→ **What is needed**: Report, as a bare number, how many lines hold "heading".

Dataset excerpt:
***

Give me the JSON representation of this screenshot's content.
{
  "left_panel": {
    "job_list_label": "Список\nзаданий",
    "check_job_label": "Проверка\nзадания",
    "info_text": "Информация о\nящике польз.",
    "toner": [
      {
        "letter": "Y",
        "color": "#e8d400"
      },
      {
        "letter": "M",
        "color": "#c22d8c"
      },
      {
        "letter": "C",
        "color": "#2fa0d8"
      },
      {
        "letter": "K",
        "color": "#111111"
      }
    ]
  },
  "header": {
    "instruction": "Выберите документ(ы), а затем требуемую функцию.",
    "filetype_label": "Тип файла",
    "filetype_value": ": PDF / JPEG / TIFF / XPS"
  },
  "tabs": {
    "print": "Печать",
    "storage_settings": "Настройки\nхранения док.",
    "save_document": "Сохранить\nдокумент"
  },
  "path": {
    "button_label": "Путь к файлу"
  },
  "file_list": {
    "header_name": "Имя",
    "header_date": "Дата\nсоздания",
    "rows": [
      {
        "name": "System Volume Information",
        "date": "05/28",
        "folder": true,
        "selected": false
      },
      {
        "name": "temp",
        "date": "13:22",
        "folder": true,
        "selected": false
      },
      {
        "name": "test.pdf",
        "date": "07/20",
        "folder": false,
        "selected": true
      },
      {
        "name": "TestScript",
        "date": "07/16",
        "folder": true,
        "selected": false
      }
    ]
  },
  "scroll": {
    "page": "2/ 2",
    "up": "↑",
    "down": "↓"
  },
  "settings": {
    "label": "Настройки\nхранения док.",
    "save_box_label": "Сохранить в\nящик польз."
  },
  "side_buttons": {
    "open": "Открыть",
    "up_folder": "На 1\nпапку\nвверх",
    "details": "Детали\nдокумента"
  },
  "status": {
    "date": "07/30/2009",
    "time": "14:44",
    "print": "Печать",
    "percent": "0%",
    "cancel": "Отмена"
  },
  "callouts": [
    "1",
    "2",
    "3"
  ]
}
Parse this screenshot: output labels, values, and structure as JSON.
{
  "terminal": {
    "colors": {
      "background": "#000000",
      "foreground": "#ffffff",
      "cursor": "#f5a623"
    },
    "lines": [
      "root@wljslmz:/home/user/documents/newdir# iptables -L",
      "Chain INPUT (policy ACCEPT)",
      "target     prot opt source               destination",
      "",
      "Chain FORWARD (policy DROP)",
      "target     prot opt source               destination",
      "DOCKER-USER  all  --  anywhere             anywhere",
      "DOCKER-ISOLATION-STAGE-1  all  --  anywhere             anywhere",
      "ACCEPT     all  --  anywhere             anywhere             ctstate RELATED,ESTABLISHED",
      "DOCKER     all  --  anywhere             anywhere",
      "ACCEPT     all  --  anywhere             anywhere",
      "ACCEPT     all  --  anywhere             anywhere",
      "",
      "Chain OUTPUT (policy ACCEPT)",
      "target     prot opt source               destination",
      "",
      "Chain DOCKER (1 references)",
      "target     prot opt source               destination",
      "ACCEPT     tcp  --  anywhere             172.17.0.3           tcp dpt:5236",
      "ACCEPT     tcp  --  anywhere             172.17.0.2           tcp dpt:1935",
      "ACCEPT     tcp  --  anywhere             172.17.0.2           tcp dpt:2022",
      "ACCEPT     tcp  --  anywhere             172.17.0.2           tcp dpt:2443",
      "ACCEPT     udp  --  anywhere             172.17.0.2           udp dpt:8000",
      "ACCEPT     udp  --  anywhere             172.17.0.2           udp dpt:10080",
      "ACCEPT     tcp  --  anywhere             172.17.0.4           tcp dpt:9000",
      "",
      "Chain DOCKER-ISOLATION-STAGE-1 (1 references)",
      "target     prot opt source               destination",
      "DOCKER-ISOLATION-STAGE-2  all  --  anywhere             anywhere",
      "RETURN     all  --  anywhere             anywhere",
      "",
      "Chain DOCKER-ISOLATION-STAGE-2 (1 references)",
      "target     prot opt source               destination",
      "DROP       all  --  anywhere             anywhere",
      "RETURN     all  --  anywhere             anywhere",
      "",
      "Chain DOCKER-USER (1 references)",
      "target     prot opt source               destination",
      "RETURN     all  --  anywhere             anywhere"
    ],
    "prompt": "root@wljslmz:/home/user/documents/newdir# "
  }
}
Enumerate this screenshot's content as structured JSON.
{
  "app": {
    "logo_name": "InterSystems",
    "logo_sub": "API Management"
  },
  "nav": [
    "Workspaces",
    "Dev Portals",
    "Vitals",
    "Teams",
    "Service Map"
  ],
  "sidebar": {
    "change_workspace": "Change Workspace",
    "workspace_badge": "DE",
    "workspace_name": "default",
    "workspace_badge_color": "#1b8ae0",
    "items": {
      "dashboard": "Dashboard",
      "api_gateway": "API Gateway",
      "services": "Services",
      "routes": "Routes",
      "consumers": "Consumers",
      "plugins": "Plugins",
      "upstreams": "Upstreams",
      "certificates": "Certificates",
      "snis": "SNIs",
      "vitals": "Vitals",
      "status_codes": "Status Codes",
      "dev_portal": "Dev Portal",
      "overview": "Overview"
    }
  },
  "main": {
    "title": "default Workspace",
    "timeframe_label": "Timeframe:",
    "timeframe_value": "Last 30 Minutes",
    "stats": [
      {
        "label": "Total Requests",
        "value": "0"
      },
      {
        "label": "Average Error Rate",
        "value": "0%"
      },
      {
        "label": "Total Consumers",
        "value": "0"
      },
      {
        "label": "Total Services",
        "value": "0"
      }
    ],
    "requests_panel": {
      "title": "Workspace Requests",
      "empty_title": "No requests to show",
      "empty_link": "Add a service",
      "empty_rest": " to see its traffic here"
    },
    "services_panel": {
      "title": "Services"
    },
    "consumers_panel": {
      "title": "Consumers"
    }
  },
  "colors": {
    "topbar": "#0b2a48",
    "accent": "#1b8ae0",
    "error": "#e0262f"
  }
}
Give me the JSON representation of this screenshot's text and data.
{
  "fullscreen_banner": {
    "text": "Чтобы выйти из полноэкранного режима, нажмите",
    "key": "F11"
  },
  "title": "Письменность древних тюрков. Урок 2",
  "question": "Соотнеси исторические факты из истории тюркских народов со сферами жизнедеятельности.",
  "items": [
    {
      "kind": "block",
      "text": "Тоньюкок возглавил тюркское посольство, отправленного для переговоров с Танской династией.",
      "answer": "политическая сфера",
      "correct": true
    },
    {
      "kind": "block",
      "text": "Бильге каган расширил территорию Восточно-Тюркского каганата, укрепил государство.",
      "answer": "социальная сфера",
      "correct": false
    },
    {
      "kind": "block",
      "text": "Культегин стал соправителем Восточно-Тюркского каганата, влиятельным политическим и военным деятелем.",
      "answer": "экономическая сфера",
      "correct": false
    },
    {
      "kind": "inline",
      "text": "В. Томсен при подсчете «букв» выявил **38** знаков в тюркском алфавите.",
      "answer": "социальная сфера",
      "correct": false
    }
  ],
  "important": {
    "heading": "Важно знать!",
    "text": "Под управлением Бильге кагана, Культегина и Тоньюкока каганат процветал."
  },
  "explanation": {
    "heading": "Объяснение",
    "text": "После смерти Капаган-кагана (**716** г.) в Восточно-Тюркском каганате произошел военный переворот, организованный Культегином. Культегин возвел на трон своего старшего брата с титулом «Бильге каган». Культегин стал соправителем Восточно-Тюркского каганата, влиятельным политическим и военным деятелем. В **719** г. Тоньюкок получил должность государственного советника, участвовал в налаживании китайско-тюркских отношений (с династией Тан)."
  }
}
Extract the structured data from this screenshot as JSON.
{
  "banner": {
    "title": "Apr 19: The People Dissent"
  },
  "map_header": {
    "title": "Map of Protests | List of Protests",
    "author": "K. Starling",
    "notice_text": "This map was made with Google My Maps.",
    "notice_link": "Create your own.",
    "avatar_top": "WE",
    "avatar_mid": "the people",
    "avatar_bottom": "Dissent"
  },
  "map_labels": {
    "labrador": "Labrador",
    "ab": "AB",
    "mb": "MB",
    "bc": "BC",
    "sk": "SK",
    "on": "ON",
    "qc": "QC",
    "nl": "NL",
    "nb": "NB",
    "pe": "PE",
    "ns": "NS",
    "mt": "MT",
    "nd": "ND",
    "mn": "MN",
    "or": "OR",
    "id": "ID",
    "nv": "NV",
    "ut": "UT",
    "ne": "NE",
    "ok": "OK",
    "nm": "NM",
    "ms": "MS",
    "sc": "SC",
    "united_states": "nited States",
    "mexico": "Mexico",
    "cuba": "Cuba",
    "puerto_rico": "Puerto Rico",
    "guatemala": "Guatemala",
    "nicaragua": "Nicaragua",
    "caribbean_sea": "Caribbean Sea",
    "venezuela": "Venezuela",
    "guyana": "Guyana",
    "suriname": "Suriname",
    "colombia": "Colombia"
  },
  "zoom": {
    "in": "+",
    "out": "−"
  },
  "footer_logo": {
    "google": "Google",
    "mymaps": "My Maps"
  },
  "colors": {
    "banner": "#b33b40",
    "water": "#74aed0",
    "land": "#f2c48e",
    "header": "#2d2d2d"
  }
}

***

→ **Solution for this task**: 2